Issue Details (XML | Word | Printable)

Key: LUCENE-1003
Type: Bug Bug
Status: Resolved Resolved
Resolution: Fixed
Priority: Major Major
Assignee: Otis Gospodnetic
Reporter: OpenTeam.ru
Votes: 1
Watchers: 0
Operations

If you were logged in you would be able to see more operations.
Lucene - Java

[PATCH] RussianAnalyzer's tokenizer skips numbers from input text,

Created: 19/Sep/07 05:00 AM   Updated: 14/May/08 05:38 AM
Return to search
Component/s: Analysis
Affects Version/s: 2.2
Fix Version/s: None

Time Tracking:
Not Specified

File Attachments:
  Size
Text File Licensed for inclusion in ASF works RussianCharsets.java.patch 2007-09-19 07:54 AM OpenTeam.ru 1 kB
Text File Licensed for inclusion in ASF works TestRussianAnalyzer.java.patch 2008-02-19 04:04 AM Dmitry Lihachev 0.7 kB

Lucene Fields: Patch Available, New
Resolution Date: 14/May/08 05:38 AM


 Description  « Hide
RussianAnalyzer's tokenizer skips numbers from input text, so that resulting token stream miss numbers. Problem can be solved by adding numbers to RussianCharsets.UnicodeRussian. See test case below for details.
TestRussianAnalyzer.java
public class TestRussianAnalyzer extends TestCase {

  Reader reader = new StringReader("text 1000");

  // test FAILS
  public void testStemmer() {
    testAnalyzer(new RussianAnalyzer());
  }

  // test PASSES
  public void testFixedRussianAnalyzer() {
    testAnalyzer(new RussianAnalyzer(getRussianCharSet()));
  }

  private void testAnalyzer(RussianAnalyzer analyzer) {
    try {
      TokenStream stream = analyzer.tokenStream("text", reader);
      assertEquals("text", stream.next().termText());
      assertNotNull(stream.next());
    } catch (IOException e) {
      fail(e.getMessage());
    }
  }

  private char[] getRussianCharSet() {
    int length = RussianCharsets.UnicodeRussian.length;
    final char[] russianChars = new char[length + 10];

    System
        .arraycopy(RussianCharsets.UnicodeRussian, 0, russianChars, 0, length);
    russianChars[length++] = '0';
    russianChars[length++] = '1';
    russianChars[length++] = '2';
    russianChars[length++] = '3';
    russianChars[length++] = '4';
    russianChars[length++] = '5';
    russianChars[length++] = '6';
    russianChars[length++] = '7';
    russianChars[length++] = '8';
    russianChars[length] = '9';
    return russianChars;
  }
}


 All   Comments   Work Log   Change History   Subversion Commits      Sort Order: Ascending order - Click to sort in descending order
Nick Menere added a comment - 19/Sep/07 05:19 AM
Yeah,
I raised this on the dev list a few months ago and didn't get much response.

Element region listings
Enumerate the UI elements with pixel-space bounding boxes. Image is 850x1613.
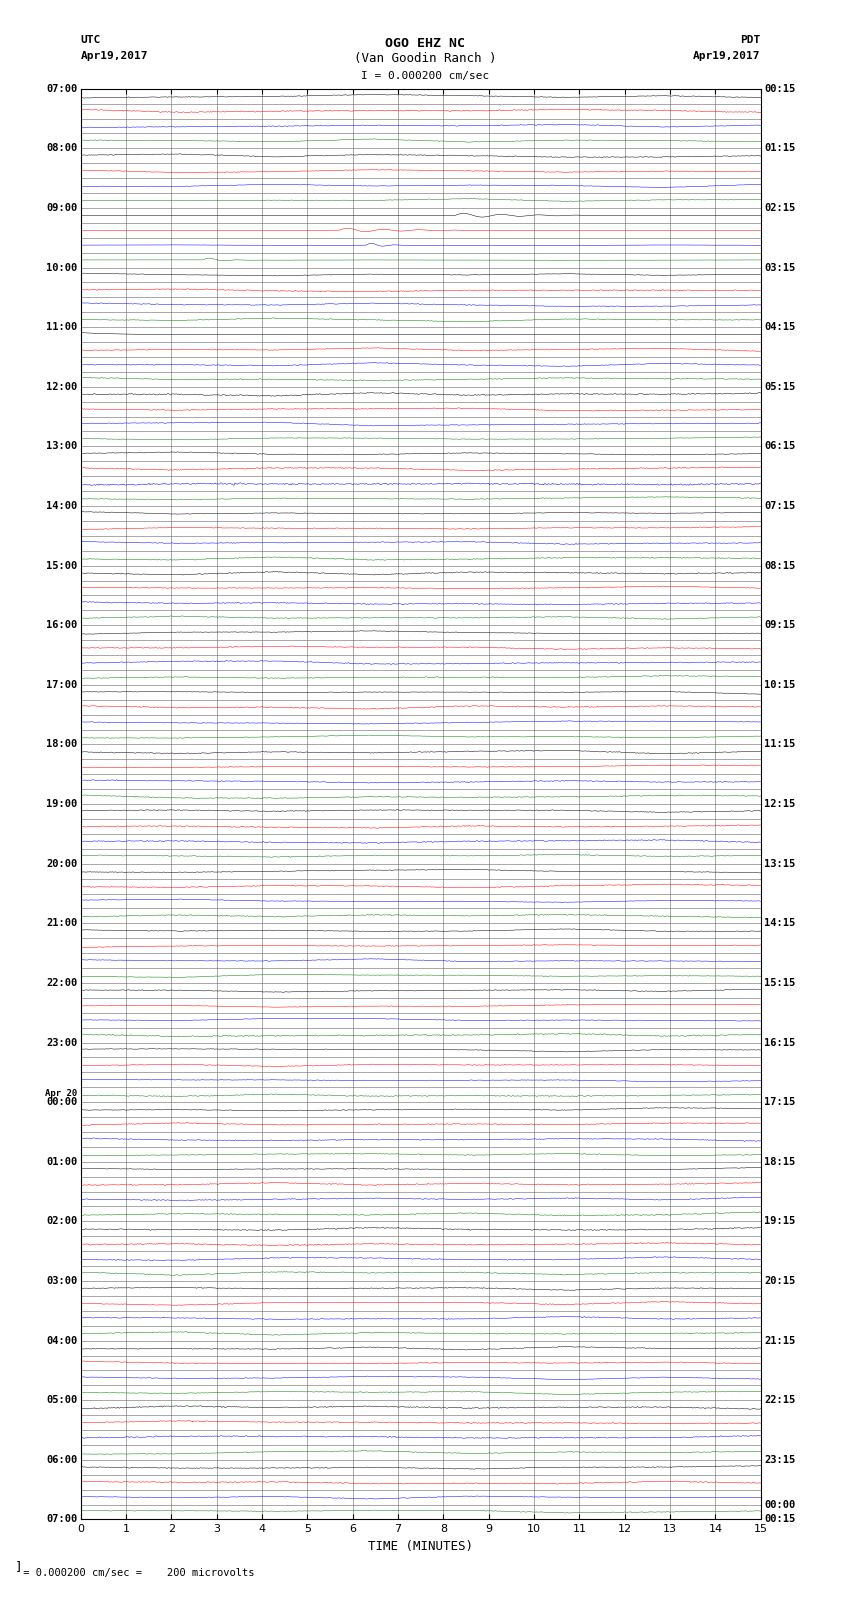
Text: 18:15: 18:15: [764, 1157, 796, 1166]
Text: 13:00: 13:00: [46, 442, 77, 452]
Text: Apr19,2017: Apr19,2017: [81, 52, 148, 61]
Text: 00:00: 00:00: [764, 1500, 796, 1510]
Text: 02:00: 02:00: [46, 1216, 77, 1226]
Text: Apr 20: Apr 20: [45, 1089, 77, 1098]
Text: 10:00: 10:00: [46, 263, 77, 273]
Text: 13:15: 13:15: [764, 858, 796, 869]
Text: 07:00: 07:00: [46, 1515, 77, 1524]
Text: 06:15: 06:15: [764, 442, 796, 452]
Text: Apr19,2017: Apr19,2017: [694, 52, 761, 61]
Text: 01:00: 01:00: [46, 1157, 77, 1166]
Text: 08:00: 08:00: [46, 144, 77, 153]
Text: 19:00: 19:00: [46, 798, 77, 810]
Text: 05:00: 05:00: [46, 1395, 77, 1405]
Text: = 0.000200 cm/sec =    200 microvolts: = 0.000200 cm/sec = 200 microvolts: [17, 1568, 254, 1578]
Text: UTC: UTC: [81, 35, 101, 45]
Text: PDT: PDT: [740, 35, 761, 45]
Text: 00:15: 00:15: [764, 84, 796, 94]
Text: 12:15: 12:15: [764, 798, 796, 810]
Text: 19:15: 19:15: [764, 1216, 796, 1226]
Text: 04:15: 04:15: [764, 323, 796, 332]
Text: 23:15: 23:15: [764, 1455, 796, 1465]
Text: 23:00: 23:00: [46, 1037, 77, 1047]
Text: 20:15: 20:15: [764, 1276, 796, 1286]
Text: 21:00: 21:00: [46, 918, 77, 929]
Text: 15:00: 15:00: [46, 561, 77, 571]
Text: 14:00: 14:00: [46, 502, 77, 511]
Text: OGO EHZ NC: OGO EHZ NC: [385, 37, 465, 50]
Text: 06:00: 06:00: [46, 1455, 77, 1465]
Text: 05:15: 05:15: [764, 382, 796, 392]
Text: 09:00: 09:00: [46, 203, 77, 213]
Text: 12:00: 12:00: [46, 382, 77, 392]
Text: 20:00: 20:00: [46, 858, 77, 869]
Text: I = 0.000200 cm/sec: I = 0.000200 cm/sec: [361, 71, 489, 81]
Text: 08:15: 08:15: [764, 561, 796, 571]
Text: 17:00: 17:00: [46, 679, 77, 690]
Text: 22:15: 22:15: [764, 1395, 796, 1405]
Text: 14:15: 14:15: [764, 918, 796, 929]
Text: 15:15: 15:15: [764, 977, 796, 987]
Text: 04:00: 04:00: [46, 1336, 77, 1345]
Text: 01:15: 01:15: [764, 144, 796, 153]
Text: 07:15: 07:15: [764, 502, 796, 511]
Text: 22:00: 22:00: [46, 977, 77, 987]
Text: 16:00: 16:00: [46, 621, 77, 631]
Text: 03:15: 03:15: [764, 263, 796, 273]
Text: ]: ]: [14, 1560, 22, 1573]
X-axis label: TIME (MINUTES): TIME (MINUTES): [368, 1540, 473, 1553]
Text: 00:15: 00:15: [764, 1515, 796, 1524]
Text: 03:00: 03:00: [46, 1276, 77, 1286]
Text: 21:15: 21:15: [764, 1336, 796, 1345]
Text: 18:00: 18:00: [46, 739, 77, 750]
Text: 02:15: 02:15: [764, 203, 796, 213]
Text: 17:15: 17:15: [764, 1097, 796, 1107]
Text: 09:15: 09:15: [764, 621, 796, 631]
Text: 07:00: 07:00: [46, 84, 77, 94]
Text: (Van Goodin Ranch ): (Van Goodin Ranch ): [354, 52, 496, 65]
Text: 11:00: 11:00: [46, 323, 77, 332]
Text: 00:00: 00:00: [46, 1097, 77, 1107]
Text: 16:15: 16:15: [764, 1037, 796, 1047]
Text: 10:15: 10:15: [764, 679, 796, 690]
Text: 11:15: 11:15: [764, 739, 796, 750]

• [Required work]:
(a) Summarize the RussianAnalyzer bug report in two sentences.
(b) Edit the RussianAnalyzer bug report: reproduce everything from "Issue Details (XML" down to "see more operations.", replacing "Major" with "Minor".
(c) Proceed with the RussianAnalyzer bug report from the point where it stops.

• [Written answers]:
(a) Lucene issue LUCENE-1003 reports that RussianAnalyzer's tokenizer skips numbers from input text, so the resulting token stream misses them, and proposes adding numbers to RussianCharsets.UnicodeRussian as the fix. Its test case runs "text 1000" through the analyzer: the test fails with the default RussianAnalyzer but passes with a charset extended by the digits 0 through 9.

(b)
Issue Details (XML | Word | Printable)

Key: LUCENE-1003
Type: Bug Bug
Status: Resolved Resolved
Resolution: Fixed
Priority: Minor Minor
Assignee: Otis Gospodnetic
Reporter: OpenTeam.ru
Votes: 1
Watchers: 0
Operations

If you were logged in you would be able to see more operations.

(c)
I think I might even be responsible for that code above. It was meant more as hack to get a customer up and running.

Cheers,
Nick


OpenTeam.ru added a comment - 19/Sep/07 07:50 AM
Yeah, Nick, the code above was taken from your JIRA issue. We wasn't able to find similar issue in Lucene issue tracker. We're using Lucene a lot so we needed this bug fixed in the core.

OpenTeam.ru added a comment - 19/Sep/07 07:54 AM
Patch that adds numbers to RussianCharset
usage: patch RussianCharsets.java < RussianCharsets.java.patch

Grant Ingersoll added a comment - 19/Sep/07 05:27 PM
minor nit, can you add the test case to the patch as well?

Otis Gospodnetic added a comment - 17/Feb/08 08:22 AM
TUSUR OpenTeam: would it be possible to get a unit test, too?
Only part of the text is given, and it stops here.